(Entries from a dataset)
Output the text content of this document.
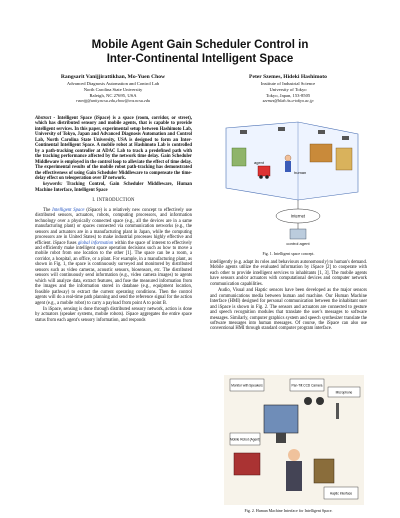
Mobile Agent Gain Scheduler Control in
Inter-Continental Intelligent Space
Rangsarit Vanijjirattikhan, Mo-Yuen Chow
Advanced Diagnosis Automation and Control Lab
North Carolina State University
Raleigh, NC 27695, USA
rvanijj@unity.ncsu.edu,chow@eos.ncsu.edu
Peter Szemes, Hideki Hashimoto
Institute of Industrial Science
University of Tokyo
Tokyo, Japan, 153-8505
szemes@hlab.iis.u-tokyo.ac.jp

Abstract - Intelligent Space (iSpace) is a space (room, corridor, or street), which has distributed sensory and mobile agents, that is capable to provide intelligent services. In this paper, experimental setup between Hashimoto Lab, University of Tokyo, Japan and Advanced Diagnosis Automation and Control Lab, North Carolina State University, USA is designed to form an Inter-Continental Intelligent Space. A mobile robot at Hashimoto Lab is controlled by a path-tracking controller at ADAC Lab to track a predefined path with the tracking performance affected by the network time delay. Gain Scheduler Middleware is employed in the control loop to alleviate the effect of time delay. The experimental results of the mobile robot path-tracking has demonstrated the effectiveness of using Gain Scheduler Middleware to compensate the time-delay effect on teleoperation over IP network.

keywords: Tracking Control, Gain Scheduler Middleware, Human Machine Interface, Intelligent Space

I. INTRODUCTION

The Intelligent Space (iSpace) is a relatively new concept to effectively use distributed sensors, actuators, robots, computing processors, and information technology over a physically connected space (e.g., all the devices are in a same manufacturing plant) or spaces connected via communication networks (e.g., the sensors and actuators are in a manufacturing plant in Japan, while the computing processors are in United States) to make industrial processes highly effective and efficient. iSpace fuses global information within the space of interest to effectively and efficiently make intelligent space operation decisions such as how to move a mobile robot from one location to the other [1]. The space can be a room, a corridor, a hospital, an office, or a plant. For example, in a manufacturing plant, as shown in Fig. 1, the space is continuously surveyed and monitored by distributed sensors such as video cameras, acoustic sensors, biosensors, etc. The distributed sensors will continuously send information (e.g., video camera images) to agents which will analyze data, extract features, and fuse the measured information from the images and the information stored in database (e.g., equipment location, feasible pathway) to extract the current operating conditions. Then the control agents will do a real-time path planning and send the reference signal for the action agent (e.g., a mobile robot) to carry a payload from point A to point B.

In iSpace, sensing is done through distributed sensory network, action is done by actuators (speaker systems, mobile robots). iSpace aggregates the entire space status from each agent's sensory information, and responds

agent
human
Internet
control agent
Fig. 1. Intelligent space concept.

intelligently (e.g. adapt its roles and behaviours autonomously) to human's demand. Mobile agents utilize the evaluated information by iSpace [2] to cooperate with each other to provide intelligent services to inhabitants [1, 3]. The mobile agents have sensors and/or actuators with computational devices and computer network communication capabilities.

Audio, Visual and Haptic sensors have been developed as the major sensors and communications media between human and machine. Our Human Machine Interface (HMI) designed for personal communication between the inhabitant user and iSpace is shown in Fig. 2. The sensors and actuators are connected to gesture and speech recognition modules that translate the user's messages to software messages. Similarly, computer graphics system and speech synthesizer translate the software messages into human messages. Of course, the iSpace can also use conventional HMI through standard computer program interface.

Monitor with Speakers	Pan-Tilt CCD Camera
Microphone
Mobile Robot (Agent)
Haptic Interface
Fig. 2. Human Machine Interface for Intelligent Space.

*Goal:*
Gather, from the listing above, every line carrying the word "have".

*Exercise response:*
intelligently (e.g. adapt its roles and behaviours autonomously) to human's demand. Mobile agents utilize the evaluated information by iSpace [2] to cooperate with each other to provide intelligent services to inhabitants [1, 3]. The mobile agents have sensors and/or actuators with computational devices and computer network communication capabilities.
Audio, Visual and Haptic sensors have been developed as the major sensors and communications media between human and machine. Our Human Machine Interface (HMI) designed for personal communication between the inhabitant user and iSpace is shown in Fig. 2. The sensors and actuators are connected to gesture and speech recognition modules that translate the user's messages to software messages. Similarly, computer graphics system and speech synthesizer translate the software messages into human messages. Of course, the iSpace can also use conventional HMI through standard computer program interface.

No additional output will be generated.